→ **What this exercise asks**:
1. Using the forum thread on pollution liability, say whether each statement agrees with it, answering yes or no and quoting the words that settle it: (a) wmhlc pays $4500 a year for pollution coverage; (b) wmhlc uses bleach; (c) wmhlc's insurance agent warned that coverage would be canceled if Kilz were used.
2. Please list every distinct username that appears as a post author in the forum thread on pollution liability.
3. Reproduce the passage of the forum thread on pollution liability between "I really don't" and "buy that stuff?", inclusive.

→ **Source document**:
# Pollution Liability & Bleach & Kilz.....



## mtmtnman (May 1, 2012)

For you certified mold guys out there, Wannabee & others. Say your a licensed mold remediation specialist and you accept an order from a bank to bleach & kilz and for some silly reason you complete it. Would your pollution liability underwriter stand by you if someone got sick and sued you? After all your just doing what you where told by the bank right??:icon_rolleyes::icon_rolleyes::icon_rolleyes::whistling2:


----------



## wmhlc (Oct 8, 2012)

On my pollution insurance they make you a fill out a couple page guideline pages on how you complete the work and what chemicals you use and what procedures you practice. 

I don't use bleach, I do use IAQ, its oxide based cleaner similar to bleach and they didn't say anything about it and they approved me for mold, asbestos, and roofing materials.

I really don't see why you would even use bleach, IAQ is only couple bucks more than bleach and doesn't burn you and burn your eyes.

My pollution coverage for 1 year based on 150k in sales is $4500 for the year.


----------



## JDRM (Apr 16, 2012)

Where can you buy that stuff?


----------



## wmhlc (Oct 8, 2012)

Jon don
Jendco

Just about any company that sells chemicals or supplies to water damage and insurance restoration companies.

Carpet cleaning companies use a ton of the stuff

I also don't use killz my insurance agent told me they would cancel coverage if we use it. We use oil based or I really like surface shield, because it almost clear and just leaves a green film so it looks like your not covering up mold. We also scrub, vac and clean areas, not just cover it up. When we are done your cant even till mold was at the property


----------



## Wannabe (Oct 1, 2012)

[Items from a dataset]

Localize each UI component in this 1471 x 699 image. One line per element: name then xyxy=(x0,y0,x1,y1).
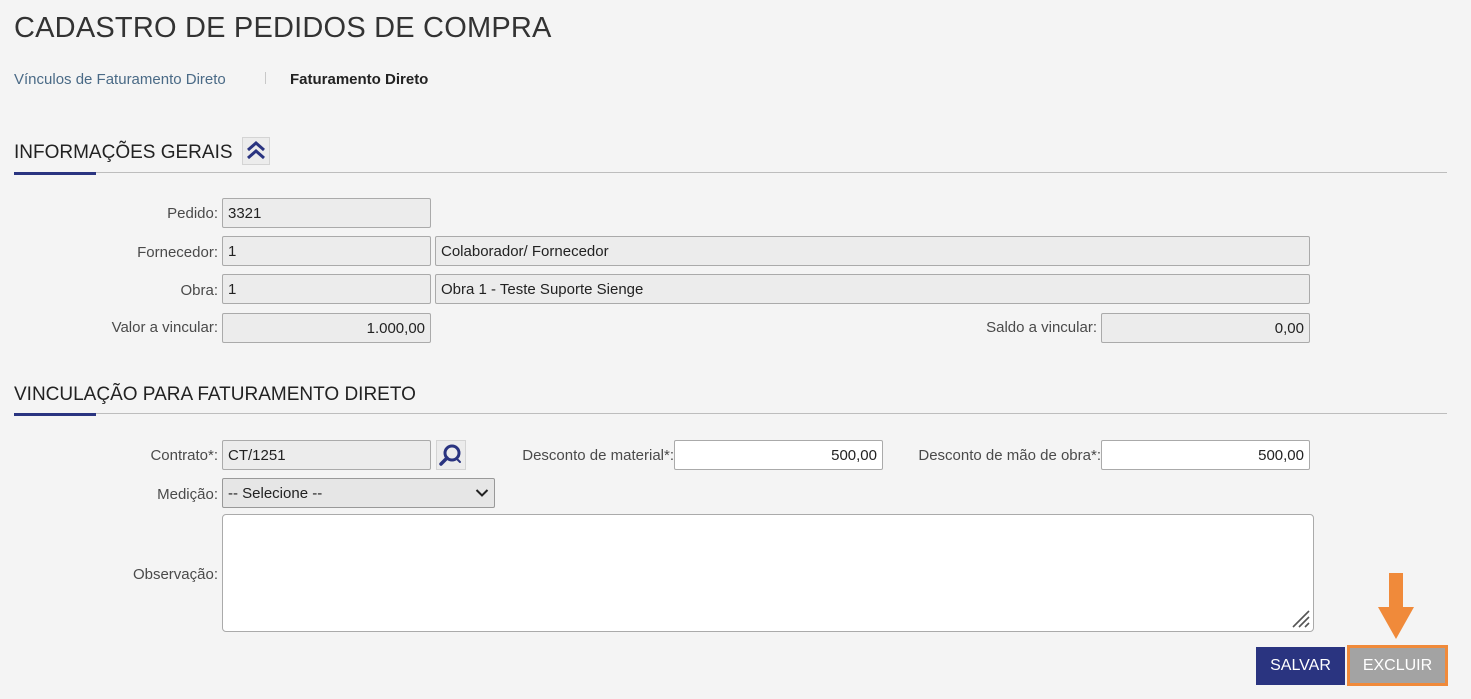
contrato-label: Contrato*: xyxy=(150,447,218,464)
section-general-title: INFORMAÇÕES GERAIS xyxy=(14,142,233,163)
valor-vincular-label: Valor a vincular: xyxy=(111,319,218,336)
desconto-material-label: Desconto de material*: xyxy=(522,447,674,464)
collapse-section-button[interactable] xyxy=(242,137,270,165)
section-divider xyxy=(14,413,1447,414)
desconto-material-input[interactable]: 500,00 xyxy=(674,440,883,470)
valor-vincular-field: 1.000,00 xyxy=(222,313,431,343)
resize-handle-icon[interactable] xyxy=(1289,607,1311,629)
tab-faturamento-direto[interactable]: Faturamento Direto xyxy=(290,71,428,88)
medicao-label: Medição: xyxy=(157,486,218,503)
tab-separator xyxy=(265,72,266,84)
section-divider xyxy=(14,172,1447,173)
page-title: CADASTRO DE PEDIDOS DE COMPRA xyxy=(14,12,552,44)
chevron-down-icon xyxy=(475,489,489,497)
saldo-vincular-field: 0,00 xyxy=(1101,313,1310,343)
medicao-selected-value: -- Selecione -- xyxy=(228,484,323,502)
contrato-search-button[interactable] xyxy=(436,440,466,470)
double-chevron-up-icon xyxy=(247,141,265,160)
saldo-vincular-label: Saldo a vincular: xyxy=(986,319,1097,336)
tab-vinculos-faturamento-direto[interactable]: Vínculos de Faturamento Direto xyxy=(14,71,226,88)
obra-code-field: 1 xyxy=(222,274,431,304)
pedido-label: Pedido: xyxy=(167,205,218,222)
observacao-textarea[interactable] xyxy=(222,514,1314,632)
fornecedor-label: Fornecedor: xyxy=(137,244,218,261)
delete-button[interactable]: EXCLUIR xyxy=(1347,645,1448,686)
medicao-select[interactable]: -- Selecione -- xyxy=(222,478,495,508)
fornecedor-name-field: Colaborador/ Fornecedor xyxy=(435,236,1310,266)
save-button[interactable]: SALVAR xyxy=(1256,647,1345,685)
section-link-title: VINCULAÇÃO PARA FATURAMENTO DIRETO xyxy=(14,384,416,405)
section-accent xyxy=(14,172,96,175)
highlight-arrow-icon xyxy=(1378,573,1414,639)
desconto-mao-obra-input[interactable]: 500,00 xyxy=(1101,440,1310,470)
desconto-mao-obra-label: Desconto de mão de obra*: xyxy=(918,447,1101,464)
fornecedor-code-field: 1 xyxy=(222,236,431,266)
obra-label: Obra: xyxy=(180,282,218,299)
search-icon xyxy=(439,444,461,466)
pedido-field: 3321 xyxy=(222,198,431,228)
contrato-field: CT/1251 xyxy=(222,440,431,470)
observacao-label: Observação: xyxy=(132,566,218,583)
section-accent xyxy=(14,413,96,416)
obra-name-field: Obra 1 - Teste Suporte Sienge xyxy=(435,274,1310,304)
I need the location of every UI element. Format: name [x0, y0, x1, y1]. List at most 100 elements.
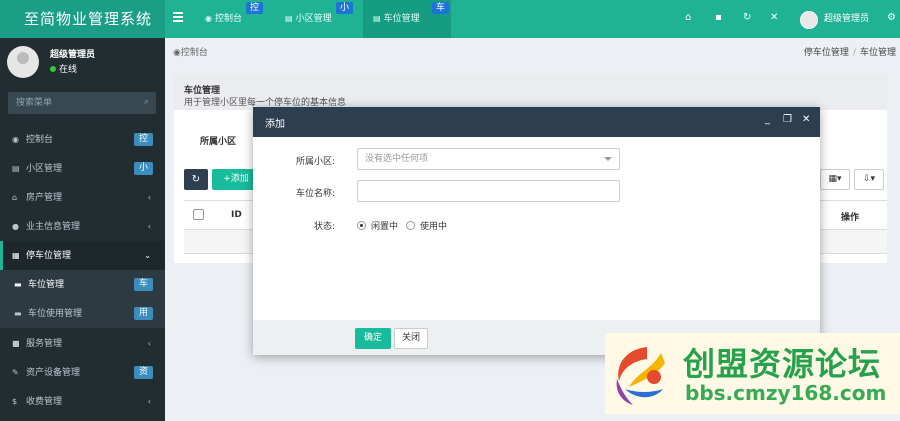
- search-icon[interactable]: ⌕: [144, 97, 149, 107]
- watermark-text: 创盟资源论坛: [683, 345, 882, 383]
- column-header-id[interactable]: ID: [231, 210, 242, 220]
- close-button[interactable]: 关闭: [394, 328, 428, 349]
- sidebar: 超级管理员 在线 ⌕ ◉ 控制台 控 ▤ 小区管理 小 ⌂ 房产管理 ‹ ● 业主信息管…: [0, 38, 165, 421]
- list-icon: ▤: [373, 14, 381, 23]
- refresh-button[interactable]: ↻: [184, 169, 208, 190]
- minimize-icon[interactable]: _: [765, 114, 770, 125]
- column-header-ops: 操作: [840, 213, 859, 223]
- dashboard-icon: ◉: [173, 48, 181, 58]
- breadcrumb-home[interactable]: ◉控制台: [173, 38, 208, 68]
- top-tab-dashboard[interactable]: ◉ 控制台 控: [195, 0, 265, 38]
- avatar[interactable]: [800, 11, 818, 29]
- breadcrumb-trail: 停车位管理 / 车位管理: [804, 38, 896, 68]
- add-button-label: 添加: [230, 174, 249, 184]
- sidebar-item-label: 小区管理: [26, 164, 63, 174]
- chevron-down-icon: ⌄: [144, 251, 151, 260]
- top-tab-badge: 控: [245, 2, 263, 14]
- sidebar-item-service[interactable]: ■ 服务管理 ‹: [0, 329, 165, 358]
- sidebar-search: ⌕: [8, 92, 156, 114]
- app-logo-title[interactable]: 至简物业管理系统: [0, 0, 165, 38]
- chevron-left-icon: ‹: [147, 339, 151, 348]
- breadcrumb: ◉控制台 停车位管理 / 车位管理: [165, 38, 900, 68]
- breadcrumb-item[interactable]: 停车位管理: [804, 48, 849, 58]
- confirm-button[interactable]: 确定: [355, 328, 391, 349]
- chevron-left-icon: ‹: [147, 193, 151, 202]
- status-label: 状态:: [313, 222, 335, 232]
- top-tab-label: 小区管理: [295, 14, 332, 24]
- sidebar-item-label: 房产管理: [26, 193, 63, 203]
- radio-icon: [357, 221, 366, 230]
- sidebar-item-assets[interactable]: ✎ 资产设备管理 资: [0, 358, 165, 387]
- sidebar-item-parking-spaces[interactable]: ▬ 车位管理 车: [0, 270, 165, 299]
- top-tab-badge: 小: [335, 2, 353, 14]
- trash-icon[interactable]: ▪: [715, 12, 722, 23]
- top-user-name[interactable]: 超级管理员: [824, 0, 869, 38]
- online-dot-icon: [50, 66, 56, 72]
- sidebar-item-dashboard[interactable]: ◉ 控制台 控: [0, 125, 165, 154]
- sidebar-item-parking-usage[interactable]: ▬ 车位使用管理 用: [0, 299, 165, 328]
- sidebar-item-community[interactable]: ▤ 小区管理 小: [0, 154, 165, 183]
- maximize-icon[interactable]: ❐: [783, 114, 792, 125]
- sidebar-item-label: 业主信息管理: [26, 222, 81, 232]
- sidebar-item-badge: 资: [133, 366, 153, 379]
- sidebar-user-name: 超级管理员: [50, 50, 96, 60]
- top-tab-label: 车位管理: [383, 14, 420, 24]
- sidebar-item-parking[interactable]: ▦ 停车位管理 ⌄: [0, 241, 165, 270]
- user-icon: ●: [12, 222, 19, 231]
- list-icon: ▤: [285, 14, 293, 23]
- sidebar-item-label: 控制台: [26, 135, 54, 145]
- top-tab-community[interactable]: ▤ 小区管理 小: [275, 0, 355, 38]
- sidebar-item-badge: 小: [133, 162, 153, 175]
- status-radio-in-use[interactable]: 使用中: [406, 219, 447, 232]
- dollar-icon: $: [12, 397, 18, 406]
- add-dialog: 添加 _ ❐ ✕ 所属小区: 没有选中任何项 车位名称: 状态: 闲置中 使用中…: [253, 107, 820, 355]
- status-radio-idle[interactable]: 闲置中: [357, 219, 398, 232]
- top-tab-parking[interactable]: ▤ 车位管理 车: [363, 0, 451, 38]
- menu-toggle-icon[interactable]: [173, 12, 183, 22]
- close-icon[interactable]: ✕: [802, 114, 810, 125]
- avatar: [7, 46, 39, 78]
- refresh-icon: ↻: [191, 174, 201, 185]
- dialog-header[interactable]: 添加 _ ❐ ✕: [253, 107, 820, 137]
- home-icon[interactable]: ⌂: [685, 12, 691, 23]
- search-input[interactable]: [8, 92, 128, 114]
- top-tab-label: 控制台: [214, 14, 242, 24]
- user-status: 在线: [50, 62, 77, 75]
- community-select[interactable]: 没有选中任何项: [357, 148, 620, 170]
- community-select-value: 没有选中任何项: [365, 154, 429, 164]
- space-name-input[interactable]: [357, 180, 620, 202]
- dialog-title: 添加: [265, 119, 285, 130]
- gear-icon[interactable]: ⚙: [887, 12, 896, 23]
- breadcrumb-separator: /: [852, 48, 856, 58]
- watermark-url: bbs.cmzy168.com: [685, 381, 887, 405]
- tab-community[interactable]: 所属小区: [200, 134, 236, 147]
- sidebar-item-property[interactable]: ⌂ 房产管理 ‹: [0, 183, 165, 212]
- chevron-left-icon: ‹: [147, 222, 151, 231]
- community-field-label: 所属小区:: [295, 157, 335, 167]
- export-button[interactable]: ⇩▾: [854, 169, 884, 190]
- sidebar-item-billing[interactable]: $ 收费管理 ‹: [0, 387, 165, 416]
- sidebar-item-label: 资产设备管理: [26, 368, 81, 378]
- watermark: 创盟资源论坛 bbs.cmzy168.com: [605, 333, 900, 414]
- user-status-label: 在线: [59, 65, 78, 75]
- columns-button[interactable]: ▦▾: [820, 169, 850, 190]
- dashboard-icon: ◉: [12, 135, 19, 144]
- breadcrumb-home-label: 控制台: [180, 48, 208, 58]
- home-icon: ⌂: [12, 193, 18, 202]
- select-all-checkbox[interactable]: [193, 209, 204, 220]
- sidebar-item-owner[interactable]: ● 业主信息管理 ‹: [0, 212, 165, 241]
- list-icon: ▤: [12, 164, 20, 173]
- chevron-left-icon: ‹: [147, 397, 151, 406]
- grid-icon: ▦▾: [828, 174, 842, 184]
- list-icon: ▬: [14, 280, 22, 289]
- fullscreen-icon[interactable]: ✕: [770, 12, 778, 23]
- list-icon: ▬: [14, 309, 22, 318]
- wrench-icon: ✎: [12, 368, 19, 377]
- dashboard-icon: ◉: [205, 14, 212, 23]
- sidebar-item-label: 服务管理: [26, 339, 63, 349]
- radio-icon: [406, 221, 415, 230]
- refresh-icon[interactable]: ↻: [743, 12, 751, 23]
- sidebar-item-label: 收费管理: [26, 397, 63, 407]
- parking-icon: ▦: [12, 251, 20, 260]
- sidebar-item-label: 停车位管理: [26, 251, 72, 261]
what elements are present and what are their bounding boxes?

→ **Solutions to the tasks**:
1.
(a) Yes: "My pollution coverage for 1 year based on 150k in sales is $4500 for the year."
(b) No: "I don't use bleach"
(c) Yes: "I also don't use killz my insurance agent told me they would cancel coverage if we use it."

2.
mtmtnman
wmhlc
JDRM
Wannabe

3.
I really don't see why you would even use bleach, IAQ is only couple bucks more than bleach and doesn't burn you and burn your eyes.

My pollution coverage for 1 year based on 150k in sales is $4500 for the year.


----------



## JDRM (Apr 16, 2012)

Where can you buy that stuff?